■ WHAT IS ASKED
With the pictures left out, return exactly the lines from the one containing "Parse this screenshot: output" through the end of the listing below.

* Start DATA FOR THE TASK *

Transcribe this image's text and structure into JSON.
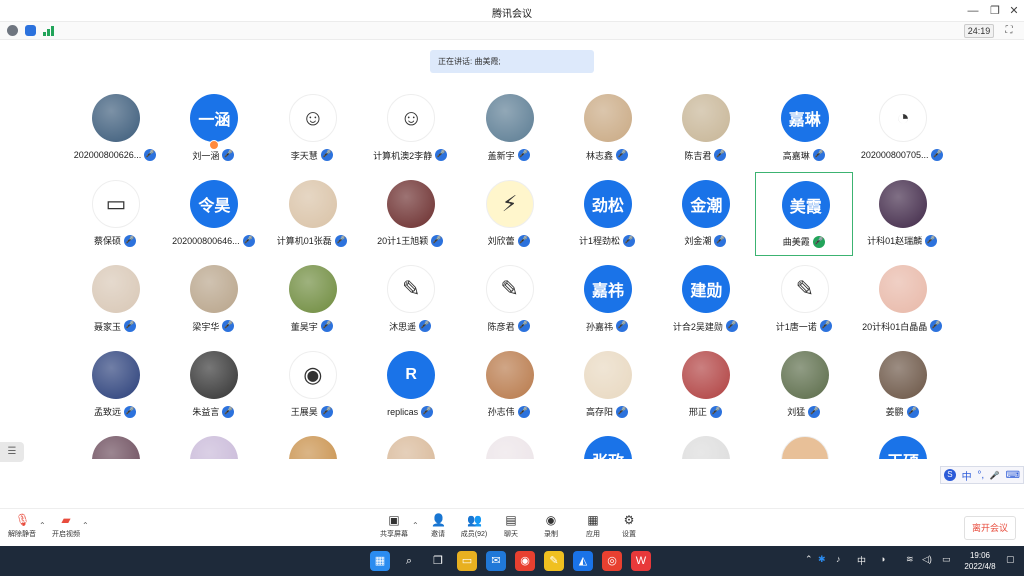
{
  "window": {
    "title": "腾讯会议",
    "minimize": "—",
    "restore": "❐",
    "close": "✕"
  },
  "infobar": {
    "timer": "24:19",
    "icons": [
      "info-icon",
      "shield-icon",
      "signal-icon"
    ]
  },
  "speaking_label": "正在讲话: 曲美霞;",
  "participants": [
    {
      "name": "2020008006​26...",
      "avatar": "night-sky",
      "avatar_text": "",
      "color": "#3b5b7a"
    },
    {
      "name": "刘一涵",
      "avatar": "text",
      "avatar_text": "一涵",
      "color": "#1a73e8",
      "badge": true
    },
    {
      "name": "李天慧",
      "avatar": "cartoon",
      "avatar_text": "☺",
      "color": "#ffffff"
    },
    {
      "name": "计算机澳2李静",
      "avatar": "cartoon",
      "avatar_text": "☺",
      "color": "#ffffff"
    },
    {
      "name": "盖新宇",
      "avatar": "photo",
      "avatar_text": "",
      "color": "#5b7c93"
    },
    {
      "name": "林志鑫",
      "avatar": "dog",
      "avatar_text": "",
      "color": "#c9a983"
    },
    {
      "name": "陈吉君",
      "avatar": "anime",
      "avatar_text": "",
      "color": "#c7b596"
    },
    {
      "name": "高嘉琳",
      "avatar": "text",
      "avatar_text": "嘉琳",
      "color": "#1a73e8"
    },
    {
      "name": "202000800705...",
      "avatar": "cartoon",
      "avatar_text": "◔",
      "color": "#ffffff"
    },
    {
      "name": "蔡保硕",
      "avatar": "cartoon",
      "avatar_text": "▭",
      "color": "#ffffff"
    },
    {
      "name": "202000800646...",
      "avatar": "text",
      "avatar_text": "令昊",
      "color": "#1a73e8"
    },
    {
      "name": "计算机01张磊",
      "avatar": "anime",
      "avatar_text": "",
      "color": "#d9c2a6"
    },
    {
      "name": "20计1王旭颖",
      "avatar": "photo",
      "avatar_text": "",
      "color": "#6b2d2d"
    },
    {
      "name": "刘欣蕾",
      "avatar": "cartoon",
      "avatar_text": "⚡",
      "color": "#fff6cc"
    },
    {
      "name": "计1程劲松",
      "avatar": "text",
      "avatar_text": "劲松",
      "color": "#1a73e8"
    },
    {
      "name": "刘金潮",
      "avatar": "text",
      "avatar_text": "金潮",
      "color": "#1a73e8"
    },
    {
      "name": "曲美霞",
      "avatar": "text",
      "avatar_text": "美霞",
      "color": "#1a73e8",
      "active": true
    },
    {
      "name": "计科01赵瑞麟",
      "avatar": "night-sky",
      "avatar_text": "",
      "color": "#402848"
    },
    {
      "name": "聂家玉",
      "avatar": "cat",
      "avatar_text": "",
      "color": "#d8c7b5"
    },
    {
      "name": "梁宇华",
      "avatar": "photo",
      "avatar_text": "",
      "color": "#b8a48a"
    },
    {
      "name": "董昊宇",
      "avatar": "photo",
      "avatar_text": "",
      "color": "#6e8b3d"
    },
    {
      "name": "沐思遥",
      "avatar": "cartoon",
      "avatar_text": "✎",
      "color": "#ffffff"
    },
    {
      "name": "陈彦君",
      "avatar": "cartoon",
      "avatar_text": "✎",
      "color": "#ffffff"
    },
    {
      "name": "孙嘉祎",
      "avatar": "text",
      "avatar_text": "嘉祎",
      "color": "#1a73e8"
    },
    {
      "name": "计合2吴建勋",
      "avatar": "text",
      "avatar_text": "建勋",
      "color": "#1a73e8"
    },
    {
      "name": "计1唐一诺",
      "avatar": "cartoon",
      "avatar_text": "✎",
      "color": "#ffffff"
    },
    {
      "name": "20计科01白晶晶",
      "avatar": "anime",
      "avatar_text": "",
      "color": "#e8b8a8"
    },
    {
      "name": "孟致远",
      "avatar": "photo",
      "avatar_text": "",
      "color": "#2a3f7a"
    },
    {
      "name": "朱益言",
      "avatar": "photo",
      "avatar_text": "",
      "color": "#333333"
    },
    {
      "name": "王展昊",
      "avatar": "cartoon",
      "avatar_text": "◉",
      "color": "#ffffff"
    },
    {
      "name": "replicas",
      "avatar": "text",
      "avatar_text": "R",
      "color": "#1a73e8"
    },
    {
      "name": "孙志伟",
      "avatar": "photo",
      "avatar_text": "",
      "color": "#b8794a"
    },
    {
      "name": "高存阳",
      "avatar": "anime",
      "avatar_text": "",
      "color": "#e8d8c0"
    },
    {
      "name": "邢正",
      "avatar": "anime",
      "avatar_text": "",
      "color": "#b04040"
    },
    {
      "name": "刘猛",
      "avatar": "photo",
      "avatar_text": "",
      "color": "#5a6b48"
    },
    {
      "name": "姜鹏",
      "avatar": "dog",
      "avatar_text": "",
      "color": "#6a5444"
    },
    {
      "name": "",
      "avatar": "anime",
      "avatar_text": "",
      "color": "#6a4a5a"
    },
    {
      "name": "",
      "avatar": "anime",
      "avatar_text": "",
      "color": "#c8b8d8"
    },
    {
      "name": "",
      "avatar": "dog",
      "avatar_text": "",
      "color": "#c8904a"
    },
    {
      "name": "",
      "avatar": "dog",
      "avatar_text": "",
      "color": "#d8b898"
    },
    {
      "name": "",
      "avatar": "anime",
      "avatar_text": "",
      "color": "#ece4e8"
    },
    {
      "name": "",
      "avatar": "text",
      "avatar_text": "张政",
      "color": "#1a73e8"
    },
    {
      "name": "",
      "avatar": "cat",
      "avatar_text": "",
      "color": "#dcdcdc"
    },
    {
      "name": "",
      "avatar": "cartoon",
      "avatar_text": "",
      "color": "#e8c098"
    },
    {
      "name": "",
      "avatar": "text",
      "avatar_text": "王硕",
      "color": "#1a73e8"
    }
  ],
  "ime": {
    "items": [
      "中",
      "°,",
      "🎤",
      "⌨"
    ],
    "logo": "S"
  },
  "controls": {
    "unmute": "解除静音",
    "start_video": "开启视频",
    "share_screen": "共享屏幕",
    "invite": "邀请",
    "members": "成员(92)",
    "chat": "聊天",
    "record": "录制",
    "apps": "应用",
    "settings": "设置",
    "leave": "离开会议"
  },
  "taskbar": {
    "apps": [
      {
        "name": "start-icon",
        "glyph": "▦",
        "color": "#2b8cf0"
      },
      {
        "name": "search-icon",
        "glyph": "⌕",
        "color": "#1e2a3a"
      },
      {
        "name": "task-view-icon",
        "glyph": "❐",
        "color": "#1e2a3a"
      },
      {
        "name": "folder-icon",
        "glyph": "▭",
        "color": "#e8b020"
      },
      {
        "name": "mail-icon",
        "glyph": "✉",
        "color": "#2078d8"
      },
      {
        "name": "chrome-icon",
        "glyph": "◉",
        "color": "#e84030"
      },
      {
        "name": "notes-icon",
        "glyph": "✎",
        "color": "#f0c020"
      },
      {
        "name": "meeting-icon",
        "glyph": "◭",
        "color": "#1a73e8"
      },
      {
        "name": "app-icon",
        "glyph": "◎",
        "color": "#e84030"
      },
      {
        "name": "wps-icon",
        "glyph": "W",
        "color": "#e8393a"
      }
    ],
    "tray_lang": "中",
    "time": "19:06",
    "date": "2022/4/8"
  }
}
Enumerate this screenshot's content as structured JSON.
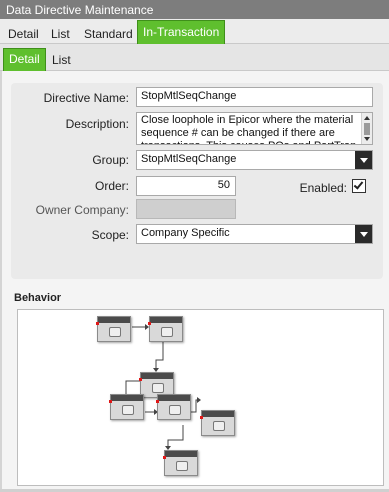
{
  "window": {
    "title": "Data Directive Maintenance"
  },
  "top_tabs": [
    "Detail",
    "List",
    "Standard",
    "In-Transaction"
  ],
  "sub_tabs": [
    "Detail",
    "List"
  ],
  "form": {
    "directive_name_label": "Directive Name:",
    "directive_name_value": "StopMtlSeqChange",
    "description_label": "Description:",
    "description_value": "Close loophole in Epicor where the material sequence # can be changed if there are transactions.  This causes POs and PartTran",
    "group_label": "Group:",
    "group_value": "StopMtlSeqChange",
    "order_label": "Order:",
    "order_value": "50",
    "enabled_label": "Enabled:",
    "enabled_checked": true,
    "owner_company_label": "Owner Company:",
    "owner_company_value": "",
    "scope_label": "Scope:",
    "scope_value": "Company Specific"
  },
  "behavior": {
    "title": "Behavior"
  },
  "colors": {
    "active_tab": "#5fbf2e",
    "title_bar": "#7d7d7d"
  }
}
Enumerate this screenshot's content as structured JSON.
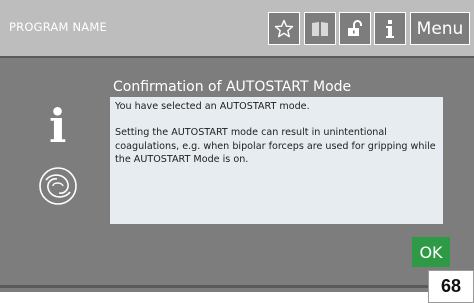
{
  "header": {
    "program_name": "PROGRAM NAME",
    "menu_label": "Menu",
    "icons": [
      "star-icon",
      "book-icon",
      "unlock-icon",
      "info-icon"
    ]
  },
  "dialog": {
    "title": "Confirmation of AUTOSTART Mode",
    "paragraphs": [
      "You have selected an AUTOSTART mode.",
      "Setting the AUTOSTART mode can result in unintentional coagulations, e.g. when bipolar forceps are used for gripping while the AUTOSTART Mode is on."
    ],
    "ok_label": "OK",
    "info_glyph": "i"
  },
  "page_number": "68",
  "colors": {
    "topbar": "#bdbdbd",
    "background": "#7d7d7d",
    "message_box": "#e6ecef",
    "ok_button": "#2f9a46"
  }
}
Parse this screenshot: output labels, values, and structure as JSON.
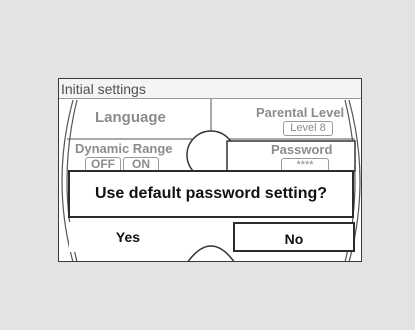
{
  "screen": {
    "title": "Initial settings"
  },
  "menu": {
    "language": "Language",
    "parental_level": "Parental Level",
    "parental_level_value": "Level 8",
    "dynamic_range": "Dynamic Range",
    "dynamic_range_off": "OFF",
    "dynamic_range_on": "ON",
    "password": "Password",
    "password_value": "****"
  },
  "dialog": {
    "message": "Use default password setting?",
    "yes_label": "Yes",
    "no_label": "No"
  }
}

* End DATA FOR THE TASK *

■ ANSWER FOR THIS EXERCISE
Parse this screenshot: output labels, values, and structure as JSON.
{
  "screen": {
    "title": "Initial settings"
  },
  "menu": {
    "language": "Language",
    "parental_level": "Parental Level",
    "parental_level_value": "Level 8",
    "dynamic_range": "Dynamic Range",
    "dynamic_range_off": "OFF",
    "dynamic_range_on": "ON",
    "password": "Password",
    "password_value": "****"
  },
  "dialog": {
    "message": "Use default password setting?",
    "yes_label": "Yes",
    "no_label": "No"
  }
}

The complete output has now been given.